Copy down every line where the string "atop" shows up.

**Data records**:

※

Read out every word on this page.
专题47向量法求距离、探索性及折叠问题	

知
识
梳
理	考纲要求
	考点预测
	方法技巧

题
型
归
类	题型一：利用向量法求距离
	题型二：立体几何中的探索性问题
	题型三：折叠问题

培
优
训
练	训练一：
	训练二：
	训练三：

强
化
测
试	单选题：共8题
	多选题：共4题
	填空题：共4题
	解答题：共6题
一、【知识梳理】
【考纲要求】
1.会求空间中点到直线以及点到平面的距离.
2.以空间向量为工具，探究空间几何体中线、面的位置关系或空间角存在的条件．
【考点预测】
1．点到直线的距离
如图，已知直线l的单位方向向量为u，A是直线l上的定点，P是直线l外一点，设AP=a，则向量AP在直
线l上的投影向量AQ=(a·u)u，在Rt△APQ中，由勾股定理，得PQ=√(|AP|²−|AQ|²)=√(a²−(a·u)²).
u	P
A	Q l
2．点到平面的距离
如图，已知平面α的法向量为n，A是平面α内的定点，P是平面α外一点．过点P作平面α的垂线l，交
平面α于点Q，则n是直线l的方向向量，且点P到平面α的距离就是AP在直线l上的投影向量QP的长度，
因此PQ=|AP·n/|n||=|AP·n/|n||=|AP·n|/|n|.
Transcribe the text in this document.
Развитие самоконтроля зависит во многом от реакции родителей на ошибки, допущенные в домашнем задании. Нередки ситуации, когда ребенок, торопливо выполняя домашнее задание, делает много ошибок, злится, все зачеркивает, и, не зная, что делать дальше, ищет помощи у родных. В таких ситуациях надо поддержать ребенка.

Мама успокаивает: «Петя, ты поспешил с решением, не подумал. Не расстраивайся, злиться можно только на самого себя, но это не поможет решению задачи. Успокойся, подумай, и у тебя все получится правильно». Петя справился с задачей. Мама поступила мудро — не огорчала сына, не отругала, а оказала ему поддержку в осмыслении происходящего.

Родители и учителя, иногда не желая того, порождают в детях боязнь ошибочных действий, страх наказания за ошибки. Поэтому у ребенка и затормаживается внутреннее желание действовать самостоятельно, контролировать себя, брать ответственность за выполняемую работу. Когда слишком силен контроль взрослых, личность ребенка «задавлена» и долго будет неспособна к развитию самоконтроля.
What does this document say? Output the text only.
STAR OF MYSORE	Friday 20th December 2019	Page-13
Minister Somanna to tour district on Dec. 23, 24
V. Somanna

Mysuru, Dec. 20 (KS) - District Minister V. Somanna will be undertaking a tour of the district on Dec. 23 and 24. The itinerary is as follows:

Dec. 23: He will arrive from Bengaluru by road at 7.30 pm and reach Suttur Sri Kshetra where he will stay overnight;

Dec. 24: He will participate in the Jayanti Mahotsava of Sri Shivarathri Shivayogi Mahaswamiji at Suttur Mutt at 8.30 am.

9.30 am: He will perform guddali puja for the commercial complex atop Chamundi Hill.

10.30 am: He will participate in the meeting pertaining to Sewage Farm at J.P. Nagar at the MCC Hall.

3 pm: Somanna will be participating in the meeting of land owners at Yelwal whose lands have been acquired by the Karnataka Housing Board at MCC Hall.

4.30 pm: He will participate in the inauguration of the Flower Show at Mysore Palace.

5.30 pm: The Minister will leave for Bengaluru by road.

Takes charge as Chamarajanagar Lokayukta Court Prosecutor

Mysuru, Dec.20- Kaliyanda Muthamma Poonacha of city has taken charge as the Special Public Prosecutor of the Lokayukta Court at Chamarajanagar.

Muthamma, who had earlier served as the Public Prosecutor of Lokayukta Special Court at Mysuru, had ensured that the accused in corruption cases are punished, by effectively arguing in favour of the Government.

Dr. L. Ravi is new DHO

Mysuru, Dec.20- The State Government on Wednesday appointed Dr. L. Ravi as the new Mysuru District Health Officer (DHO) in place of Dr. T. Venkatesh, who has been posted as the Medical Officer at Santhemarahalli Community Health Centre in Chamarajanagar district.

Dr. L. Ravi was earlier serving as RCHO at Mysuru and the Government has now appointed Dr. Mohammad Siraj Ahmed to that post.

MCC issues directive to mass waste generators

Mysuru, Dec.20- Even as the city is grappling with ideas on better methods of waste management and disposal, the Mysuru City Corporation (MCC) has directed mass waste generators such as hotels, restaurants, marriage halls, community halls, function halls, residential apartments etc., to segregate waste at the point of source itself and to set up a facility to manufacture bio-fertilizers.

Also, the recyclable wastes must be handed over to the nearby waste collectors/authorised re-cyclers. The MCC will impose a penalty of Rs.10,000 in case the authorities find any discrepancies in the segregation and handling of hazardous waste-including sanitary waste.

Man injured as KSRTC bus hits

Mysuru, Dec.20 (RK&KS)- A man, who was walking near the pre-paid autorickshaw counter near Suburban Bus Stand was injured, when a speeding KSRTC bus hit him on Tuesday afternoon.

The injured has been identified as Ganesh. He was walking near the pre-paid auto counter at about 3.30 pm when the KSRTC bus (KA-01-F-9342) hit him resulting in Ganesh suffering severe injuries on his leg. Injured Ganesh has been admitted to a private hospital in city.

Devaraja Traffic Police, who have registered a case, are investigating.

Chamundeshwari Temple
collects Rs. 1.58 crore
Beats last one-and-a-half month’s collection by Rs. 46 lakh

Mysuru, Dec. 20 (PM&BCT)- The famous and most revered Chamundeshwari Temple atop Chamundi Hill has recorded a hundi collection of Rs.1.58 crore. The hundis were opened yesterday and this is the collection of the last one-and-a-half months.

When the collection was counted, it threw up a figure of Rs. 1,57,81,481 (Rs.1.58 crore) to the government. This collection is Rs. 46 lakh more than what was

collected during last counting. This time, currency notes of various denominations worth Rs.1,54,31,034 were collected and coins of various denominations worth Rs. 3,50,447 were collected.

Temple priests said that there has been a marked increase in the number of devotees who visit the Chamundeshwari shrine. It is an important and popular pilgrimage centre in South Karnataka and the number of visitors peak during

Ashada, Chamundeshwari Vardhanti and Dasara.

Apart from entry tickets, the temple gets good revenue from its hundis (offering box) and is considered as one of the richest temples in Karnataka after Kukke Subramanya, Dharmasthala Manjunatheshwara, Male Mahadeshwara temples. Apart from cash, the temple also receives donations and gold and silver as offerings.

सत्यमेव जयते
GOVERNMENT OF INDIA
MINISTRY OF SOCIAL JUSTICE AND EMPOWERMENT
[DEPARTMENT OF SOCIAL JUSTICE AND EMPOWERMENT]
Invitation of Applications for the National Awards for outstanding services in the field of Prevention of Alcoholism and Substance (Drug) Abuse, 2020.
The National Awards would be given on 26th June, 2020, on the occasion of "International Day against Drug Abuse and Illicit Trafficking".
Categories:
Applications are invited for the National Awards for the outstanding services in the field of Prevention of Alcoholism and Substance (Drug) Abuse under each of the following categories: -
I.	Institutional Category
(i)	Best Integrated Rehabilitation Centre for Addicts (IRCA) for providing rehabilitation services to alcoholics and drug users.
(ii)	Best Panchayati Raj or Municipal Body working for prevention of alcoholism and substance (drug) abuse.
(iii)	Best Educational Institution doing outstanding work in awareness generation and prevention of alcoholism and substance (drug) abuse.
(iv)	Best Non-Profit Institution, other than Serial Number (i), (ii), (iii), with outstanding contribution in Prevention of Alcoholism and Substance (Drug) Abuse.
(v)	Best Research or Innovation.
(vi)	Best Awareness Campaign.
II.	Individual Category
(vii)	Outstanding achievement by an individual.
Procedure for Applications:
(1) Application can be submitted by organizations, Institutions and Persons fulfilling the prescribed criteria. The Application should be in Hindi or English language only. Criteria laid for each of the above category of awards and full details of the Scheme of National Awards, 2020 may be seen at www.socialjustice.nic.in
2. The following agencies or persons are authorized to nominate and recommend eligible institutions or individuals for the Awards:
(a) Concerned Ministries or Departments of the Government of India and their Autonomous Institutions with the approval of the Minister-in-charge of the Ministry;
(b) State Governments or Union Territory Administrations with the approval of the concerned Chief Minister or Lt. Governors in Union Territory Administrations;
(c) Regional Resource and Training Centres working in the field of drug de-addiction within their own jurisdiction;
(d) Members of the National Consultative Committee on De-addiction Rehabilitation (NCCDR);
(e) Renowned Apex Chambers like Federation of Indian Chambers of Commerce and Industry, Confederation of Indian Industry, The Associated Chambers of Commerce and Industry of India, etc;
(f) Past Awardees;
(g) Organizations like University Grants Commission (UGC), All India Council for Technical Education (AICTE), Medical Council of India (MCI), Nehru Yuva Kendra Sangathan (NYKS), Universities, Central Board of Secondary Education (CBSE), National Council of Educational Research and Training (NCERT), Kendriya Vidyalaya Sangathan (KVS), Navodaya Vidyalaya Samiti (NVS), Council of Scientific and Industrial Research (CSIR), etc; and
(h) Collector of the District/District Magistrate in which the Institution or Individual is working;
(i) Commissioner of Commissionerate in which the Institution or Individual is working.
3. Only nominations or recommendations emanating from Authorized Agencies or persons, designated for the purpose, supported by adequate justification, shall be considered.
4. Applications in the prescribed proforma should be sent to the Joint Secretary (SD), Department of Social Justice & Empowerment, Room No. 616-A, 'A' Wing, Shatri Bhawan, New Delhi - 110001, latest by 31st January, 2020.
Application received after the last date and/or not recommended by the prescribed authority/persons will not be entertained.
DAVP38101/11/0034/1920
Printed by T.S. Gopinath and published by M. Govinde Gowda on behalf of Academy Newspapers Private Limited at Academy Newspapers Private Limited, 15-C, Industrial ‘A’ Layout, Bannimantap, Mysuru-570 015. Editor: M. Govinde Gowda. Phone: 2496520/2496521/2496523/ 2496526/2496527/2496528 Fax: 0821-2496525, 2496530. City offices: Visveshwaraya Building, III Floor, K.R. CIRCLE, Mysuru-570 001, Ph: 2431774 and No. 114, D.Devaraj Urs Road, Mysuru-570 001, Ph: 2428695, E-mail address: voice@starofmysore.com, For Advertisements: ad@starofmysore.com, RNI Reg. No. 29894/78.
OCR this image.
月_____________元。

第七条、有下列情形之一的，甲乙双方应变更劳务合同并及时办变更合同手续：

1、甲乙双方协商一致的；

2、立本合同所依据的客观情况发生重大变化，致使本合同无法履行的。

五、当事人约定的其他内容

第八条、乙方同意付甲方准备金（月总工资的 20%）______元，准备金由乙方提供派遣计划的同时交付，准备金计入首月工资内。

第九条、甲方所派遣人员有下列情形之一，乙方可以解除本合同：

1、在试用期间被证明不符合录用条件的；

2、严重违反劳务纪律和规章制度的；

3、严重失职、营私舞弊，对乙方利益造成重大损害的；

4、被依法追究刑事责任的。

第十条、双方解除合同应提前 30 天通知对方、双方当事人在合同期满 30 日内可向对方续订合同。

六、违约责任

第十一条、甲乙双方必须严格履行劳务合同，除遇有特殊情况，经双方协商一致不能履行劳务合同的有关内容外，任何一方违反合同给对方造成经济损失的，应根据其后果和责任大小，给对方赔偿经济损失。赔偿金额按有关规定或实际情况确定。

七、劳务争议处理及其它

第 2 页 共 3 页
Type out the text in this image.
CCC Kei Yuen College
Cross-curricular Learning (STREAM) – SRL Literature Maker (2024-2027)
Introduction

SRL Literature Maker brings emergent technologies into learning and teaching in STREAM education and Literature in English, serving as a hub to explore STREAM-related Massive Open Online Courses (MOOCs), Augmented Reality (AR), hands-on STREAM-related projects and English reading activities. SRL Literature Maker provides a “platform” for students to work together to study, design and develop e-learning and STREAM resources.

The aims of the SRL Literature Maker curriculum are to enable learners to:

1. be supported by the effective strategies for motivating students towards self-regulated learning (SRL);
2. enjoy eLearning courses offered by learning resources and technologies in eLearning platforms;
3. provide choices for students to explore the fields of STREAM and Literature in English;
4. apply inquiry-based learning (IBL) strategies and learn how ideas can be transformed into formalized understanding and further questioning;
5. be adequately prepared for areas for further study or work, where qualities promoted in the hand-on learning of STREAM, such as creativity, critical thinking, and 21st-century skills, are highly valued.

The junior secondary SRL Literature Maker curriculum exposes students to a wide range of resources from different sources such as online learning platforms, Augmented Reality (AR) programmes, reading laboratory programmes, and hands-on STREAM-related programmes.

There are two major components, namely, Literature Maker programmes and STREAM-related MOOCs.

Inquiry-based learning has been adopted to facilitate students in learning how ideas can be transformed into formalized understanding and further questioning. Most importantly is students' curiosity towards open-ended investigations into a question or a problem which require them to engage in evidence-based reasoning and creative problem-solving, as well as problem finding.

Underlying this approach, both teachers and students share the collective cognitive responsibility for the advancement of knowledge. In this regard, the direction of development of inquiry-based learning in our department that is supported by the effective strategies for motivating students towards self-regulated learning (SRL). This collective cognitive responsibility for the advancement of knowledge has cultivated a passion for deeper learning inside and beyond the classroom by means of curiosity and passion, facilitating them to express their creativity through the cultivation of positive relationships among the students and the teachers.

※

**Exercise result**:
9.30 am: He will perform guddali puja for the commercial complex atop Chamundi Hill.
Mysuru, Dec. 20 (PM&BCT)- The famous and most revered Chamundeshwari Temple atop Chamundi Hill has recorded a hundi collection of Rs.1.58 crore. The hundis were opened yesterday and this is the collection of the last one-and-a-half months.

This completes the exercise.